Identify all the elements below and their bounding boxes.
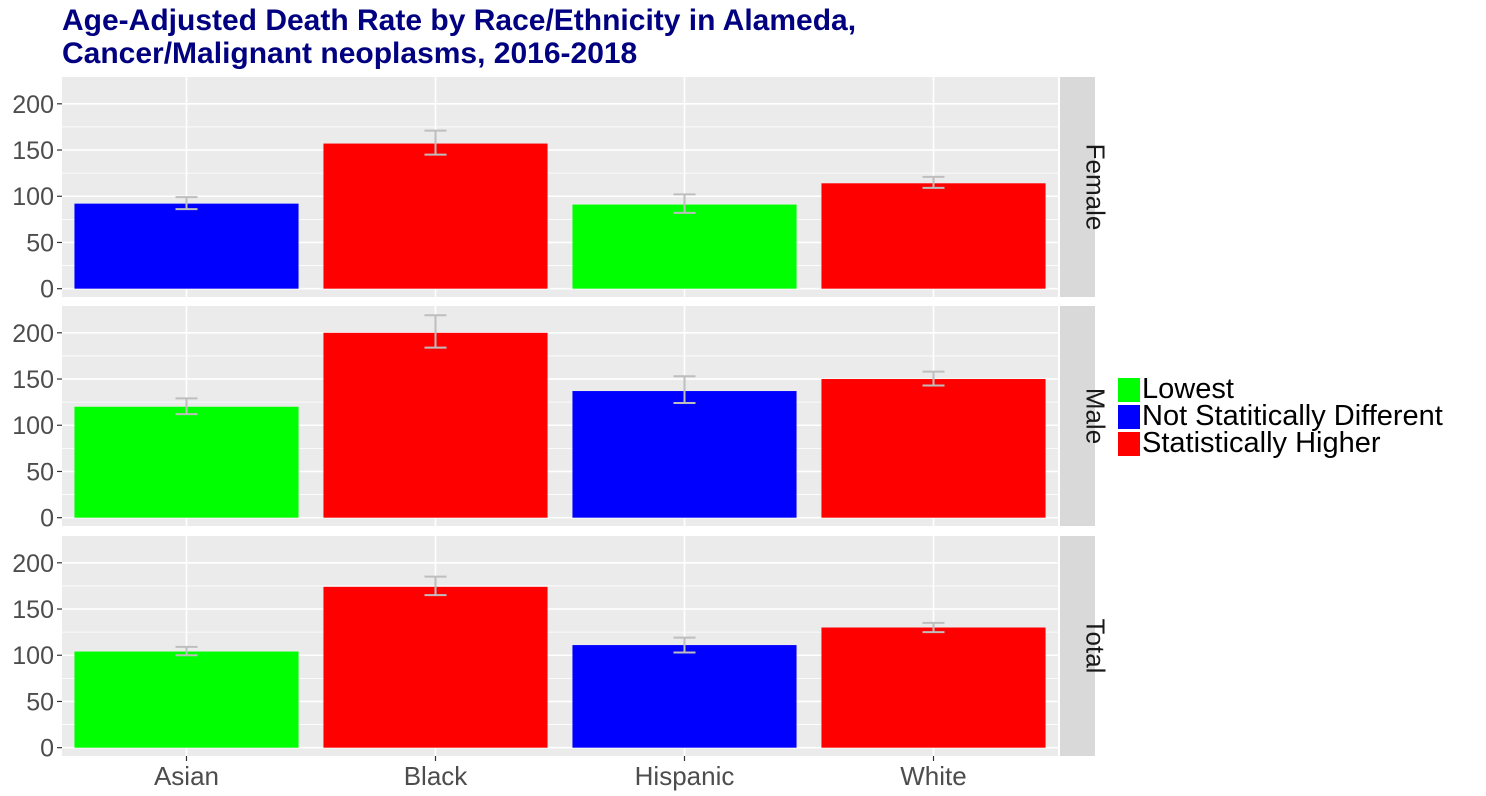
y-tick-label: 150 (12, 137, 54, 165)
facet-label-total: Total (1081, 619, 1111, 674)
legend-key-not-different (1118, 404, 1140, 429)
bar-total-white (821, 627, 1046, 748)
facet-strip-female (1060, 77, 1095, 297)
bar-male-hispanic (572, 391, 797, 518)
x-category-label-white: White (900, 761, 966, 791)
y-tick-label: 100 (12, 183, 54, 211)
facet-label-male: Male (1081, 388, 1111, 444)
y-tick-label: 200 (12, 320, 54, 348)
facet-strip-total (1060, 536, 1095, 756)
bar-male-white (821, 379, 1046, 518)
bar-male-black (323, 332, 548, 518)
y-tick-label: 50 (26, 229, 54, 257)
chart-title-line-2: Cancer/Malignant neoplasms, 2016-2018 (62, 37, 638, 70)
y-tick-label: 200 (12, 550, 54, 578)
bar-female-black (323, 143, 548, 289)
y-tick-label: 150 (12, 366, 54, 394)
bar-female-asian (74, 203, 299, 289)
chart-title-line-1: Age-Adjusted Death Rate by Race/Ethnicit… (62, 4, 857, 37)
legend: Lowest Not Statitically Different Statis… (1118, 373, 1443, 459)
y-tick-label: 150 (12, 596, 54, 624)
y-tick-label: 100 (12, 642, 54, 670)
legend-item-not-different: Not Statitically Different (1118, 400, 1443, 432)
bar-female-white (821, 183, 1046, 289)
bar-total-hispanic (572, 645, 797, 748)
x-category-label-asian: Asian (154, 761, 219, 791)
legend-key-lowest (1118, 377, 1140, 402)
legend-key-higher (1118, 431, 1140, 456)
bar-total-asian (74, 651, 299, 748)
y-tick-label: 200 (12, 91, 54, 119)
chart-title: Age-Adjusted Death Rate by Race/Ethnicit… (62, 4, 856, 70)
facet-strip-male (1060, 306, 1095, 526)
y-tick-label: 0 (40, 276, 54, 304)
x-category-label-hispanic: Hispanic (635, 761, 735, 791)
y-tick-label: 0 (40, 735, 54, 763)
bar-male-asian (74, 406, 299, 518)
y-tick-label: 100 (12, 412, 54, 440)
facet-label-female: Female (1081, 144, 1111, 231)
y-tick-label: 50 (26, 458, 54, 486)
x-category-label-black: Black (404, 761, 469, 791)
legend-label-not-different: Not Statitically Different (1142, 400, 1443, 432)
y-tick-label: 50 (26, 688, 54, 716)
legend-item-lowest: Lowest (1118, 373, 1443, 405)
y-tick-label: 0 (40, 505, 54, 533)
bar-total-black (323, 586, 548, 748)
legend-label-higher: Statistically Higher (1142, 427, 1381, 459)
legend-label-lowest: Lowest (1142, 373, 1234, 405)
legend-item-higher: Statistically Higher (1118, 427, 1443, 459)
bar-female-hispanic (572, 204, 797, 289)
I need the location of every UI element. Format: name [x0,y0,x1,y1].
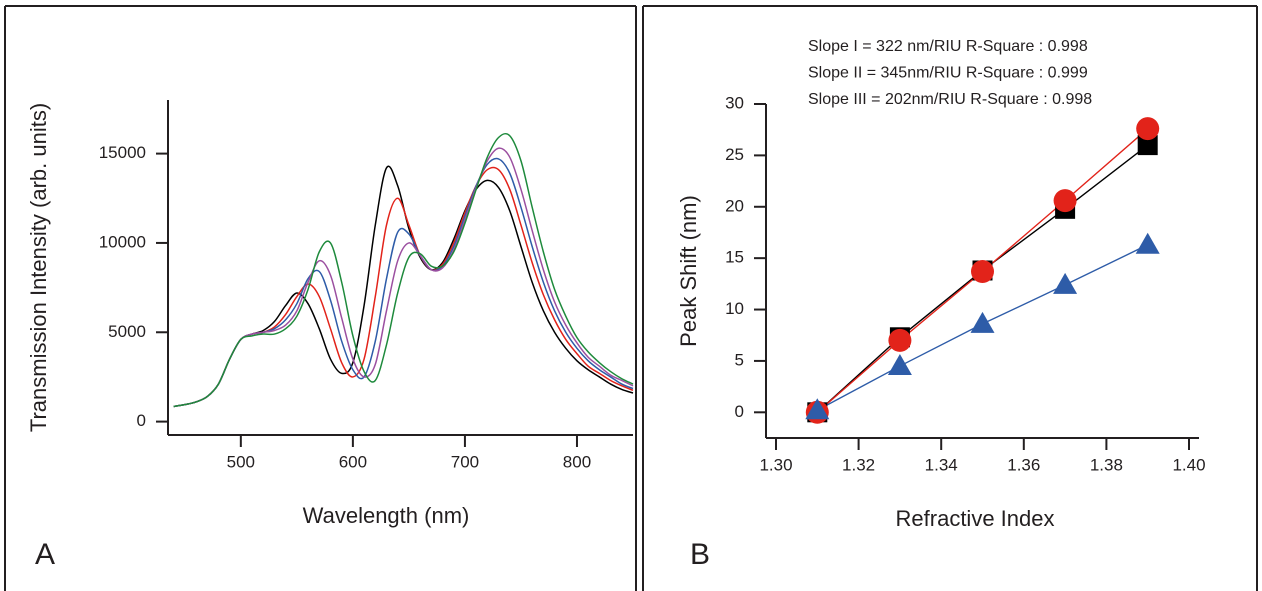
marker-square [1137,135,1158,156]
y-tick-label: 0 [137,411,146,430]
x-axis-title: Refractive Index [896,506,1055,531]
annotation: Slope I = 322 nm/RIU R-Square : 0.998 [808,38,1088,55]
x-tick-label: 600 [339,452,367,471]
series-line [173,157,634,408]
x-tick-label: 500 [227,452,255,471]
panel-label: A [35,538,55,571]
x-tick-label: 1.40 [1172,455,1205,474]
x-tick-label: 1.38 [1090,455,1123,474]
marker-triangle [970,311,995,333]
y-tick-label: 30 [725,93,744,112]
y-tick-label: 5 [735,350,744,369]
x-tick-label: 1.34 [925,455,958,474]
y-tick-label: 10000 [99,232,146,251]
x-tick-label: 1.36 [1007,455,1040,474]
x-tick-label: 800 [563,452,591,471]
frame [4,5,1258,591]
marker-triangle [1053,272,1078,294]
y-tick-label: 10 [725,299,744,318]
annotation: Slope II = 345nm/RIU R-Square : 0.999 [808,65,1088,82]
annotation: Slope III = 202nm/RIU R-Square : 0.998 [808,91,1092,108]
x-tick-label: 1.30 [759,455,792,474]
y-tick-label: 20 [725,196,744,215]
series-line [173,165,634,408]
marker-circle [1053,189,1077,213]
y-tick-label: 15 [725,248,744,267]
marker-triangle [805,398,830,420]
series-line [173,132,634,408]
panel-label: B [690,538,710,571]
x-axis-title: Wavelength (nm) [303,503,470,528]
y-axis-title: Transmission Intensity (arb. units) [26,103,51,432]
marker-circle [1136,117,1160,141]
x-tick-label: 700 [451,452,479,471]
y-tick-label: 15000 [99,143,146,162]
marker-circle [971,260,994,284]
y-axis-title: Peak Shift (nm) [676,195,701,347]
marker-triangle [1135,232,1160,254]
y-tick-label: 5000 [108,322,146,341]
marker-triangle [887,354,912,376]
y-tick-label: 0 [735,402,744,421]
series-line [173,147,634,408]
marker-circle [888,328,912,352]
series-line [173,166,634,408]
y-tick-label: 25 [725,145,744,164]
x-tick-label: 1.32 [842,455,875,474]
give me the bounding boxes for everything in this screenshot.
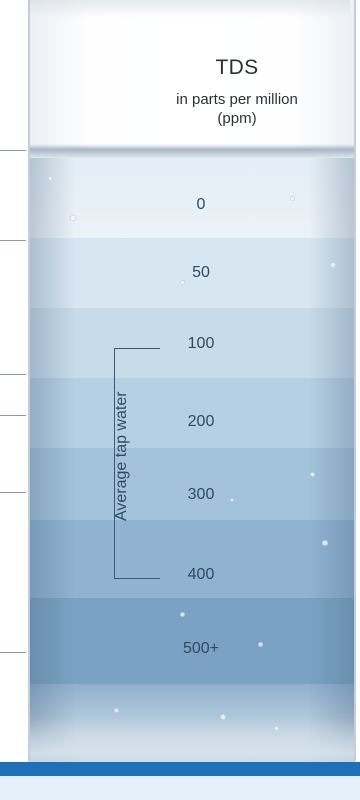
tap-water-bracket-top — [114, 348, 160, 349]
bubble — [180, 612, 185, 617]
tds-band-100 — [30, 308, 354, 378]
bubble — [70, 215, 76, 221]
guide-line — [0, 150, 26, 151]
glass-rim — [30, 0, 350, 18]
bubble — [230, 498, 234, 502]
bubble — [274, 726, 279, 731]
level-label-300: 300 — [187, 486, 215, 503]
guide-line — [0, 415, 26, 416]
bubble — [322, 540, 328, 546]
bubble — [290, 196, 295, 201]
accent-bar — [0, 762, 360, 776]
water-surface — [30, 144, 354, 158]
footer-strip — [0, 776, 360, 800]
tap-water-bracket — [114, 348, 115, 578]
tds-band-50 — [30, 238, 354, 308]
tds-band-0 — [30, 150, 354, 238]
level-label-500-plus: 500+ — [182, 640, 220, 657]
guide-line — [0, 240, 26, 241]
tds-band-500 — [30, 598, 354, 684]
level-label-200: 200 — [187, 413, 215, 430]
level-label-100: 100 — [187, 335, 215, 352]
tap-water-label: Average tap water — [113, 391, 130, 521]
subtitle-line: in parts per million — [176, 91, 298, 108]
guide-line — [0, 652, 26, 653]
tap-water-bracket-bottom — [114, 578, 160, 579]
diagram-subtitle: in parts per million (ppm) — [172, 90, 302, 128]
level-label-0: 0 — [196, 196, 206, 213]
bubble — [48, 176, 53, 181]
tds-band-400 — [30, 520, 354, 598]
bubble — [310, 472, 315, 477]
guide-line — [0, 374, 26, 375]
level-label-400: 400 — [187, 566, 215, 583]
bubble — [114, 708, 119, 713]
tds-band-300 — [30, 448, 354, 520]
level-label-50: 50 — [192, 264, 210, 281]
bubble — [330, 262, 336, 268]
diagram-title: TDS — [215, 56, 259, 79]
tds-band-200 — [30, 378, 354, 448]
bubble — [180, 280, 185, 285]
bubble — [220, 714, 226, 720]
guide-line — [0, 492, 26, 493]
bubble — [258, 642, 263, 647]
subtitle-unit: (ppm) — [217, 110, 257, 127]
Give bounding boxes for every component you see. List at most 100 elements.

------

**Stated goal**
Write out all the data above again with the pictures left out, substituting "dot" for every "bubble" and keeping everything else unchanged.

**Solution to the problem**
Identify all the elements below and their bounding boxes.
y-tick-label: 150 (12, 137, 54, 165)
facet-label-total: Total (1081, 619, 1111, 674)
legend-key-not-different (1118, 404, 1140, 429)
bar-total-white (821, 627, 1046, 748)
facet-strip-female (1060, 77, 1095, 297)
bar-male-hispanic (572, 391, 797, 518)
x-category-label-white: White (900, 761, 966, 791)
y-tick-label: 100 (12, 183, 54, 211)
facet-label-male: Male (1081, 388, 1111, 444)
y-tick-label: 200 (12, 320, 54, 348)
facet-strip-total (1060, 536, 1095, 756)
bar-male-white (821, 379, 1046, 518)
bar-male-black (323, 332, 548, 518)
y-tick-label: 50 (26, 229, 54, 257)
chart-title-line-2: Cancer/Malignant neoplasms, 2016-2018 (62, 37, 638, 70)
y-tick-label: 200 (12, 550, 54, 578)
bar-female-black (323, 143, 548, 289)
y-tick-label: 150 (12, 366, 54, 394)
bar-female-asian (74, 203, 299, 289)
chart-title-line-1: Age-Adjusted Death Rate by Race/Ethnicit… (62, 4, 857, 37)
legend: Lowest Not Statitically Different Statis… (1118, 373, 1443, 459)
y-tick-label: 150 (12, 596, 54, 624)
y-tick-label: 100 (12, 642, 54, 670)
legend-item-not-different: Not Statitically Different (1118, 400, 1443, 432)
bar-female-white (821, 183, 1046, 289)
bar-total-hispanic (572, 645, 797, 748)
x-category-label-asian: Asian (154, 761, 219, 791)
legend-key-lowest (1118, 377, 1140, 402)
legend-key-higher (1118, 431, 1140, 456)
bar-total-asian (74, 651, 299, 748)
y-tick-label: 200 (12, 91, 54, 119)
chart-title: Age-Adjusted Death Rate by Race/Ethnicit… (62, 4, 856, 70)
facet-strip-male (1060, 306, 1095, 526)
y-tick-label: 0 (40, 276, 54, 304)
x-category-label-hispanic: Hispanic (635, 761, 735, 791)
y-tick-label: 0 (40, 735, 54, 763)
bar-male-asian (74, 406, 299, 518)
y-tick-label: 100 (12, 412, 54, 440)
facet-label-female: Female (1081, 144, 1111, 231)
y-tick-label: 50 (26, 458, 54, 486)
x-category-label-black: Black (404, 761, 469, 791)
legend-label-not-different: Not Statitically Different (1142, 400, 1443, 432)
y-tick-label: 50 (26, 688, 54, 716)
legend-item-lowest: Lowest (1118, 373, 1443, 405)
y-tick-label: 0 (40, 505, 54, 533)
bar-total-black (323, 586, 548, 748)
legend-label-higher: Statistically Higher (1142, 427, 1381, 459)
legend-label-lowest: Lowest (1142, 373, 1234, 405)
legend-item-higher: Statistically Higher (1118, 427, 1443, 459)
bar-female-hispanic (572, 204, 797, 289)
I need the location of every UI element. Format: name [x0,y0,x1,y1].
marker-square [1137,135,1158,156]
y-tick-label: 0 [137,411,146,430]
x-axis-title: Refractive Index [896,506,1055,531]
annotation: Slope I = 322 nm/RIU R-Square : 0.998 [808,38,1088,55]
x-tick-label: 600 [339,452,367,471]
series-line [173,157,634,408]
x-tick-label: 500 [227,452,255,471]
panel-label: A [35,538,55,571]
x-tick-label: 1.40 [1172,455,1205,474]
x-tick-label: 1.38 [1090,455,1123,474]
marker-triangle [970,311,995,333]
y-tick-label: 30 [725,93,744,112]
y-tick-label: 5 [735,350,744,369]
x-tick-label: 1.34 [925,455,958,474]
y-tick-label: 10000 [99,232,146,251]
x-tick-label: 1.36 [1007,455,1040,474]
x-tick-label: 800 [563,452,591,471]
frame [4,5,1258,591]
marker-triangle [1053,272,1078,294]
y-tick-label: 10 [725,299,744,318]
annotation: Slope II = 345nm/RIU R-Square : 0.999 [808,65,1088,82]
annotation: Slope III = 202nm/RIU R-Square : 0.998 [808,91,1092,108]
x-tick-label: 1.30 [759,455,792,474]
y-tick-label: 20 [725,196,744,215]
series-line [173,165,634,408]
marker-circle [1053,189,1077,213]
y-tick-label: 15 [725,248,744,267]
marker-triangle [805,398,830,420]
series-line [173,132,634,408]
panel-label: B [690,538,710,571]
x-axis-title: Wavelength (nm) [303,503,470,528]
y-axis-title: Transmission Intensity (arb. units) [26,103,51,432]
marker-circle [1136,117,1160,141]
x-tick-label: 700 [451,452,479,471]
y-tick-label: 15000 [99,143,146,162]
marker-circle [971,260,994,284]
y-axis-title: Peak Shift (nm) [676,195,701,347]
marker-triangle [1135,232,1160,254]
y-tick-label: 5000 [108,322,146,341]
marker-triangle [887,354,912,376]
y-tick-label: 0 [735,402,744,421]
series-line [173,147,634,408]
marker-circle [888,328,912,352]
series-line [173,166,634,408]
y-tick-label: 25 [725,145,744,164]
x-tick-label: 1.32 [842,455,875,474]
give me the bounding boxes for everything in this screenshot.
tap-water-bracket-top — [114, 348, 160, 349]
dot — [180, 612, 185, 617]
tds-band-100 — [30, 308, 354, 378]
dot — [70, 215, 76, 221]
guide-line — [0, 150, 26, 151]
glass-rim — [30, 0, 350, 18]
dot — [230, 498, 234, 502]
dot — [274, 726, 279, 731]
level-label-300: 300 — [187, 486, 215, 503]
guide-line — [0, 415, 26, 416]
dot — [322, 540, 328, 546]
dot — [290, 196, 295, 201]
accent-bar — [0, 762, 360, 776]
water-surface — [30, 144, 354, 158]
footer-strip — [0, 776, 360, 800]
tap-water-bracket — [114, 348, 115, 578]
tds-band-50 — [30, 238, 354, 308]
tds-band-0 — [30, 150, 354, 238]
level-label-500-plus: 500+ — [182, 640, 220, 657]
guide-line — [0, 240, 26, 241]
tds-band-500 — [30, 598, 354, 684]
level-label-200: 200 — [187, 413, 215, 430]
level-label-100: 100 — [187, 335, 215, 352]
tap-water-label: Average tap water — [113, 391, 130, 521]
subtitle-line: in parts per million — [176, 91, 298, 108]
guide-line — [0, 652, 26, 653]
tap-water-bracket-bottom — [114, 578, 160, 579]
diagram-subtitle: in parts per million (ppm) — [172, 90, 302, 128]
level-label-0: 0 — [196, 196, 206, 213]
dot — [48, 176, 53, 181]
tds-band-400 — [30, 520, 354, 598]
dot — [310, 472, 315, 477]
guide-line — [0, 374, 26, 375]
level-label-400: 400 — [187, 566, 215, 583]
dot — [114, 708, 119, 713]
tds-band-300 — [30, 448, 354, 520]
level-label-50: 50 — [192, 264, 210, 281]
dot — [330, 262, 336, 268]
diagram-title: TDS — [215, 56, 259, 79]
tds-band-200 — [30, 378, 354, 448]
dot — [180, 280, 185, 285]
dot — [220, 714, 226, 720]
guide-line — [0, 492, 26, 493]
dot — [258, 642, 263, 647]
subtitle-unit: (ppm) — [217, 110, 257, 127]
Give bounding boxes for every component you see. List at most 100 elements.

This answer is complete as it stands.